** START RAW RECORDS **
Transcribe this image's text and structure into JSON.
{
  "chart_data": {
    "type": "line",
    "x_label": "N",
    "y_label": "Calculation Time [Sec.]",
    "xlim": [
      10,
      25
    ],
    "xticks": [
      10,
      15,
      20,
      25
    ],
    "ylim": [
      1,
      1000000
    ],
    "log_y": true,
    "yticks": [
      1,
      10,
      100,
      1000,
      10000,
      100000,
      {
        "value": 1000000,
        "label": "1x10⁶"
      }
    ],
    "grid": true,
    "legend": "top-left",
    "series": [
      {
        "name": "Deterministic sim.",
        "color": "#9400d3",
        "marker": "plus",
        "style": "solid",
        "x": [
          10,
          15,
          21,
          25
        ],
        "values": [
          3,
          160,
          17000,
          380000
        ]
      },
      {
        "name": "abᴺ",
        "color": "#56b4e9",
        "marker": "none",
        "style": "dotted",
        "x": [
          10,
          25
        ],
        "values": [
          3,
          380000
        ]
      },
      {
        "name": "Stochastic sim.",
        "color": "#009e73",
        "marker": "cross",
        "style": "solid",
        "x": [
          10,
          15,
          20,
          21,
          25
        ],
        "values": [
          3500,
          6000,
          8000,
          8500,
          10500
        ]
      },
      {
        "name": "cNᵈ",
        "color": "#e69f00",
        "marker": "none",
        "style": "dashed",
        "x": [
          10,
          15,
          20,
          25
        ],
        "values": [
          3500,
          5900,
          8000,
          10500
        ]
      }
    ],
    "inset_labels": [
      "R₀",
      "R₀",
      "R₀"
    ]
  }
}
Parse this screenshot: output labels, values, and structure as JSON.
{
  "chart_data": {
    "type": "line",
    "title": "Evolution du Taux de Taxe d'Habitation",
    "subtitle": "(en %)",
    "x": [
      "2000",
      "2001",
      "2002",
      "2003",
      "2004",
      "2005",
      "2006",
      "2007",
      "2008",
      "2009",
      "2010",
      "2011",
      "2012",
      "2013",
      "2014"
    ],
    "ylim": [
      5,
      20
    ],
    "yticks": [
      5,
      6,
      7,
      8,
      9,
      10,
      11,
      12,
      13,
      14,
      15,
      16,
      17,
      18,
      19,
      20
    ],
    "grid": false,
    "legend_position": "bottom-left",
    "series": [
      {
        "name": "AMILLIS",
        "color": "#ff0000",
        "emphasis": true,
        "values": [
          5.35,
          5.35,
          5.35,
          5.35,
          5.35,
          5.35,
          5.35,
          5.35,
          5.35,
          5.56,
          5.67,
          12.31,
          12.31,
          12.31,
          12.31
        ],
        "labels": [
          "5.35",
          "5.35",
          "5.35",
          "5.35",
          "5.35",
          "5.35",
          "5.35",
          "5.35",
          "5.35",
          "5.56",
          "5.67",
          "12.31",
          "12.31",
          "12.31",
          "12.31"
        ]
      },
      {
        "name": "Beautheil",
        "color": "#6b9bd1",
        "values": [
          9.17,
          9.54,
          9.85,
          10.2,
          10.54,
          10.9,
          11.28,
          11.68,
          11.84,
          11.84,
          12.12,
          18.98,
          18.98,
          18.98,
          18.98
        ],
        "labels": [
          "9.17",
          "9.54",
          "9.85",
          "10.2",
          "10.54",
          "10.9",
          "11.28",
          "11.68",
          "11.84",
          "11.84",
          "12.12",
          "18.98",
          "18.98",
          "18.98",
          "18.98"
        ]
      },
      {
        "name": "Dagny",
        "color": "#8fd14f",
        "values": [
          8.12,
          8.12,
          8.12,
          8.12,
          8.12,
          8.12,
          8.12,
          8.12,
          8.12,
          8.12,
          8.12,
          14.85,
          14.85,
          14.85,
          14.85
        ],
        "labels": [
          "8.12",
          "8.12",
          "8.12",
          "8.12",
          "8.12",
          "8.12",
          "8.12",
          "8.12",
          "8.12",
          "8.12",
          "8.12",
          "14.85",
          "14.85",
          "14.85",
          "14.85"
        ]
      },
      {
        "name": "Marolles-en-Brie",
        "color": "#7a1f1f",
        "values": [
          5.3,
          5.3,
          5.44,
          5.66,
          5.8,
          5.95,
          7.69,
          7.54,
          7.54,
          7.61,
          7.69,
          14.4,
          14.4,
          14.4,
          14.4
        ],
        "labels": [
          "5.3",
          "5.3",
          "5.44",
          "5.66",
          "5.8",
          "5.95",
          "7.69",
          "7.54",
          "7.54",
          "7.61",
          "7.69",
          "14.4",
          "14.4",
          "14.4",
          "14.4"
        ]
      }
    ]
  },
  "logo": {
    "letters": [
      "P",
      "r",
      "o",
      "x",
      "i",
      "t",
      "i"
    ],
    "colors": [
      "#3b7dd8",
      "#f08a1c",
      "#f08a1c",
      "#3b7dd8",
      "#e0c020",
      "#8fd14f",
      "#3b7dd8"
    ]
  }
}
** END RAW RECORDS **
Copy out the material word for word and line for line.

Transcribe this image's text and structure into JSON.
{
  "chart_data": {
    "type": "line",
    "x_label": "N",
    "y_label": "Calculation Time [Sec.]",
    "xlim": [
      10,
      25
    ],
    "xticks": [
      10,
      15,
      20,
      25
    ],
    "ylim": [
      1,
      1000000
    ],
    "log_y": true,
    "yticks": [
      1,
      10,
      100,
      1000,
      10000,
      100000,
      {
        "value": 1000000,
        "label": "1x10⁶"
      }
    ],
    "grid": true,
    "legend": "top-left",
    "series": [
      {
        "name": "Deterministic sim.",
        "color": "#9400d3",
        "marker": "plus",
        "style": "solid",
        "x": [
          10,
          15,
          21,
          25
        ],
        "values": [
          3,
          160,
          17000,
          380000
        ]
      },
      {
        "name": "abᴺ",
        "color": "#56b4e9",
        "marker": "none",
        "style": "dotted",
        "x": [
          10,
          25
        ],
        "values": [
          3,
          380000
        ]
      },
      {
        "name": "Stochastic sim.",
        "color": "#009e73",
        "marker": "cross",
        "style": "solid",
        "x": [
          10,
          15,
          20,
          21,
          25
        ],
        "values": [
          3500,
          6000,
          8000,
          8500,
          10500
        ]
      },
      {
        "name": "cNᵈ",
        "color": "#e69f00",
        "marker": "none",
        "style": "dashed",
        "x": [
          10,
          15,
          20,
          25
        ],
        "values": [
          3500,
          5900,
          8000,
          10500
        ]
      }
    ],
    "inset_labels": [
      "R₀",
      "R₀",
      "R₀"
    ]
  }
}
Parse this screenshot: output labels, values, and structure as JSON.
{
  "chart_data": {
    "type": "line",
    "title": "Evolution du Taux de Taxe d'Habitation",
    "subtitle": "(en %)",
    "x": [
      "2000",
      "2001",
      "2002",
      "2003",
      "2004",
      "2005",
      "2006",
      "2007",
      "2008",
      "2009",
      "2010",
      "2011",
      "2012",
      "2013",
      "2014"
    ],
    "ylim": [
      5,
      20
    ],
    "yticks": [
      5,
      6,
      7,
      8,
      9,
      10,
      11,
      12,
      13,
      14,
      15,
      16,
      17,
      18,
      19,
      20
    ],
    "grid": false,
    "legend_position": "bottom-left",
    "series": [
      {
        "name": "AMILLIS",
        "color": "#ff0000",
        "emphasis": true,
        "values": [
          5.35,
          5.35,
          5.35,
          5.35,
          5.35,
          5.35,
          5.35,
          5.35,
          5.35,
          5.56,
          5.67,
          12.31,
          12.31,
          12.31,
          12.31
        ],
        "labels": [
          "5.35",
          "5.35",
          "5.35",
          "5.35",
          "5.35",
          "5.35",
          "5.35",
          "5.35",
          "5.35",
          "5.56",
          "5.67",
          "12.31",
          "12.31",
          "12.31",
          "12.31"
        ]
      },
      {
        "name": "Beautheil",
        "color": "#6b9bd1",
        "values": [
          9.17,
          9.54,
          9.85,
          10.2,
          10.54,
          10.9,
          11.28,
          11.68,
          11.84,
          11.84,
          12.12,
          18.98,
          18.98,
          18.98,
          18.98
        ],
        "labels": [
          "9.17",
          "9.54",
          "9.85",
          "10.2",
          "10.54",
          "10.9",
          "11.28",
          "11.68",
          "11.84",
          "11.84",
          "12.12",
          "18.98",
          "18.98",
          "18.98",
          "18.98"
        ]
      },
      {
        "name": "Dagny",
        "color": "#8fd14f",
        "values": [
          8.12,
          8.12,
          8.12,
          8.12,
          8.12,
          8.12,
          8.12,
          8.12,
          8.12,
          8.12,
          8.12,
          14.85,
          14.85,
          14.85,
          14.85
        ],
        "labels": [
          "8.12",
          "8.12",
          "8.12",
          "8.12",
          "8.12",
          "8.12",
          "8.12",
          "8.12",
          "8.12",
          "8.12",
          "8.12",
          "14.85",
          "14.85",
          "14.85",
          "14.85"
        ]
      },
      {
        "name": "Marolles-en-Brie",
        "color": "#7a1f1f",
        "values": [
          5.3,
          5.3,
          5.44,
          5.66,
          5.8,
          5.95,
          7.69,
          7.54,
          7.54,
          7.61,
          7.69,
          14.4,
          14.4,
          14.4,
          14.4
        ],
        "labels": [
          "5.3",
          "5.3",
          "5.44",
          "5.66",
          "5.8",
          "5.95",
          "7.69",
          "7.54",
          "7.54",
          "7.61",
          "7.69",
          "14.4",
          "14.4",
          "14.4",
          "14.4"
        ]
      }
    ]
  },
  "logo": {
    "letters": [
      "P",
      "r",
      "o",
      "x",
      "i",
      "t",
      "i"
    ],
    "colors": [
      "#3b7dd8",
      "#f08a1c",
      "#f08a1c",
      "#3b7dd8",
      "#e0c020",
      "#8fd14f",
      "#3b7dd8"
    ]
  }
}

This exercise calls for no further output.